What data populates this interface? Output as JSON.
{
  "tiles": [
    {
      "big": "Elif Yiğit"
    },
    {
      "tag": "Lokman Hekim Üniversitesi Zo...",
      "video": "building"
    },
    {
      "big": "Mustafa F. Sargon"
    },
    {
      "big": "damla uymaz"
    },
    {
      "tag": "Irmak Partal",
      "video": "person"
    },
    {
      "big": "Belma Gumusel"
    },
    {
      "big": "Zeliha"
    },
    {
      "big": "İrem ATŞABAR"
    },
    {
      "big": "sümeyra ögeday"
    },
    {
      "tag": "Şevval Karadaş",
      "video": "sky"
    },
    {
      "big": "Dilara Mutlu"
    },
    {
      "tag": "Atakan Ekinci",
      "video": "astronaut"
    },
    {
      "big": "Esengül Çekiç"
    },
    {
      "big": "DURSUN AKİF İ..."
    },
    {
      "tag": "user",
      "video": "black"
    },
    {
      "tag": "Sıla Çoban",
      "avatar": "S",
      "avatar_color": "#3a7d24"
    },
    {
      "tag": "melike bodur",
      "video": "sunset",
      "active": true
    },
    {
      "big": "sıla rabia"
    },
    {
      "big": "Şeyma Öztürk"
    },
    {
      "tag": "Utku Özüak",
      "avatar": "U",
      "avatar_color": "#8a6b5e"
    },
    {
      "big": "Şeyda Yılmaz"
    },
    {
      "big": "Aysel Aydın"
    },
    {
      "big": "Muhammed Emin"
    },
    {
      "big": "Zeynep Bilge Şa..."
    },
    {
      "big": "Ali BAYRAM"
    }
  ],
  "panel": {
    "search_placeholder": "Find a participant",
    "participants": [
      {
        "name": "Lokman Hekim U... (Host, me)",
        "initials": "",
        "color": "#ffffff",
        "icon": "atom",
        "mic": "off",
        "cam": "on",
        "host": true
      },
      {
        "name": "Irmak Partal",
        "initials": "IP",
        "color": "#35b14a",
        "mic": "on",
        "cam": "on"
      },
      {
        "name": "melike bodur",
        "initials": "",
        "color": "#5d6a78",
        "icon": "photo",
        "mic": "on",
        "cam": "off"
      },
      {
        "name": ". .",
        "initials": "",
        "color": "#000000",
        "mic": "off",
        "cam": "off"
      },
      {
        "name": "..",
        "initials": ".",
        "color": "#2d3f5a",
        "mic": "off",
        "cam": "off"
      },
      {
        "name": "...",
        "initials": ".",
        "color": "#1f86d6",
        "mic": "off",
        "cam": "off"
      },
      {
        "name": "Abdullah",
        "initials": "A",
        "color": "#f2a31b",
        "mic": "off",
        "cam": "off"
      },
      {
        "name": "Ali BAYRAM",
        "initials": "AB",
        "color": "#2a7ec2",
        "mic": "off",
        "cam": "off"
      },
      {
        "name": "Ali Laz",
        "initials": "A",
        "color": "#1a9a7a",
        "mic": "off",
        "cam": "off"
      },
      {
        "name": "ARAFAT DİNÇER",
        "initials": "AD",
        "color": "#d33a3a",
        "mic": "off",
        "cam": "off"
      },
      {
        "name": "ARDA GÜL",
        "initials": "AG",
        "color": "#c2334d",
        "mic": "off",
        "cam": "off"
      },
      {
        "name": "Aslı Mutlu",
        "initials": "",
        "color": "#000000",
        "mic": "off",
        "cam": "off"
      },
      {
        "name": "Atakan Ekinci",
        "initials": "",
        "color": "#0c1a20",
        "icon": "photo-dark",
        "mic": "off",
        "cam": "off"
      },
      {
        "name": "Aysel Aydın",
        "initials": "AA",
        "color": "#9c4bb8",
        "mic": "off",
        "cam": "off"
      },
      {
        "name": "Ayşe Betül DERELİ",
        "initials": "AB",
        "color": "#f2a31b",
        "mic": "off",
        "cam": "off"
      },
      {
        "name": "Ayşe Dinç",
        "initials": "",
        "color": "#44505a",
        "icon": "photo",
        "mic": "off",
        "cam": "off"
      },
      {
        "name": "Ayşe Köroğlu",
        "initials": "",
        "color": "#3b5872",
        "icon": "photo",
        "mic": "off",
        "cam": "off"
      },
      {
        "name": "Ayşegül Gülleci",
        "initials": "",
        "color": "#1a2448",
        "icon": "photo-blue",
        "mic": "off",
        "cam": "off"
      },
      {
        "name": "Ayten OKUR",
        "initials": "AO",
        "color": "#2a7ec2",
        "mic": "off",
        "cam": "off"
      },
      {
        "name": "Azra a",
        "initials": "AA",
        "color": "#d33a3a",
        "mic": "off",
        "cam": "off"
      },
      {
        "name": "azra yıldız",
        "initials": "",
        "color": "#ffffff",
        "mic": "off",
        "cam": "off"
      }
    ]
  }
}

● ● ●

EXERCISE TASK: Extract all of the data shown above and repeat it verbatim.

SOLUTION FOR THIS PROBLEM:
What data populates this interface? Output as JSON.
{
  "tiles": [
    {
      "big": "Elif Yiğit"
    },
    {
      "tag": "Lokman Hekim Üniversitesi Zo...",
      "video": "building"
    },
    {
      "big": "Mustafa F. Sargon"
    },
    {
      "big": "damla uymaz"
    },
    {
      "tag": "Irmak Partal",
      "video": "person"
    },
    {
      "big": "Belma Gumusel"
    },
    {
      "big": "Zeliha"
    },
    {
      "big": "İrem ATŞABAR"
    },
    {
      "big": "sümeyra ögeday"
    },
    {
      "tag": "Şevval Karadaş",
      "video": "sky"
    },
    {
      "big": "Dilara Mutlu"
    },
    {
      "tag": "Atakan Ekinci",
      "video": "astronaut"
    },
    {
      "big": "Esengül Çekiç"
    },
    {
      "big": "DURSUN AKİF İ..."
    },
    {
      "tag": "user",
      "video": "black"
    },
    {
      "tag": "Sıla Çoban",
      "avatar": "S",
      "avatar_color": "#3a7d24"
    },
    {
      "tag": "melike bodur",
      "video": "sunset",
      "active": true
    },
    {
      "big": "sıla rabia"
    },
    {
      "big": "Şeyma Öztürk"
    },
    {
      "tag": "Utku Özüak",
      "avatar": "U",
      "avatar_color": "#8a6b5e"
    },
    {
      "big": "Şeyda Yılmaz"
    },
    {
      "big": "Aysel Aydın"
    },
    {
      "big": "Muhammed Emin"
    },
    {
      "big": "Zeynep Bilge Şa..."
    },
    {
      "big": "Ali BAYRAM"
    }
  ],
  "panel": {
    "search_placeholder": "Find a participant",
    "participants": [
      {
        "name": "Lokman Hekim U... (Host, me)",
        "initials": "",
        "color": "#ffffff",
        "icon": "atom",
        "mic": "off",
        "cam": "on",
        "host": true
      },
      {
        "name": "Irmak Partal",
        "initials": "IP",
        "color": "#35b14a",
        "mic": "on",
        "cam": "on"
      },
      {
        "name": "melike bodur",
        "initials": "",
        "color": "#5d6a78",
        "icon": "photo",
        "mic": "on",
        "cam": "off"
      },
      {
        "name": ". .",
        "initials": "",
        "color": "#000000",
        "mic": "off",
        "cam": "off"
      },
      {
        "name": "..",
        "initials": ".",
        "color": "#2d3f5a",
        "mic": "off",
        "cam": "off"
      },
      {
        "name": "...",
        "initials": ".",
        "color": "#1f86d6",
        "mic": "off",
        "cam": "off"
      },
      {
        "name": "Abdullah",
        "initials": "A",
        "color": "#f2a31b",
        "mic": "off",
        "cam": "off"
      },
      {
        "name": "Ali BAYRAM",
        "initials": "AB",
        "color": "#2a7ec2",
        "mic": "off",
        "cam": "off"
      },
      {
        "name": "Ali Laz",
        "initials": "A",
        "color": "#1a9a7a",
        "mic": "off",
        "cam": "off"
      },
      {
        "name": "ARAFAT DİNÇER",
        "initials": "AD",
        "color": "#d33a3a",
        "mic": "off",
        "cam": "off"
      },
      {
        "name": "ARDA GÜL",
        "initials": "AG",
        "color": "#c2334d",
        "mic": "off",
        "cam": "off"
      },
      {
        "name": "Aslı Mutlu",
        "initials": "",
        "color": "#000000",
        "mic": "off",
        "cam": "off"
      },
      {
        "name": "Atakan Ekinci",
        "initials": "",
        "color": "#0c1a20",
        "icon": "photo-dark",
        "mic": "off",
        "cam": "off"
      },
      {
        "name": "Aysel Aydın",
        "initials": "AA",
        "color": "#9c4bb8",
        "mic": "off",
        "cam": "off"
      },
      {
        "name": "Ayşe Betül DERELİ",
        "initials": "AB",
        "color": "#f2a31b",
        "mic": "off",
        "cam": "off"
      },
      {
        "name": "Ayşe Dinç",
        "initials": "",
        "color": "#44505a",
        "icon": "photo",
        "mic": "off",
        "cam": "off"
      },
      {
        "name": "Ayşe Köroğlu",
        "initials": "",
        "color": "#3b5872",
        "icon": "photo",
        "mic": "off",
        "cam": "off"
      },
      {
        "name": "Ayşegül Gülleci",
        "initials": "",
        "color": "#1a2448",
        "icon": "photo-blue",
        "mic": "off",
        "cam": "off"
      },
      {
        "name": "Ayten OKUR",
        "initials": "AO",
        "color": "#2a7ec2",
        "mic": "off",
        "cam": "off"
      },
      {
        "name": "Azra a",
        "initials": "AA",
        "color": "#d33a3a",
        "mic": "off",
        "cam": "off"
      },
      {
        "name": "azra yıldız",
        "initials": "",
        "color": "#ffffff",
        "mic": "off",
        "cam": "off"
      }
    ]
  }
}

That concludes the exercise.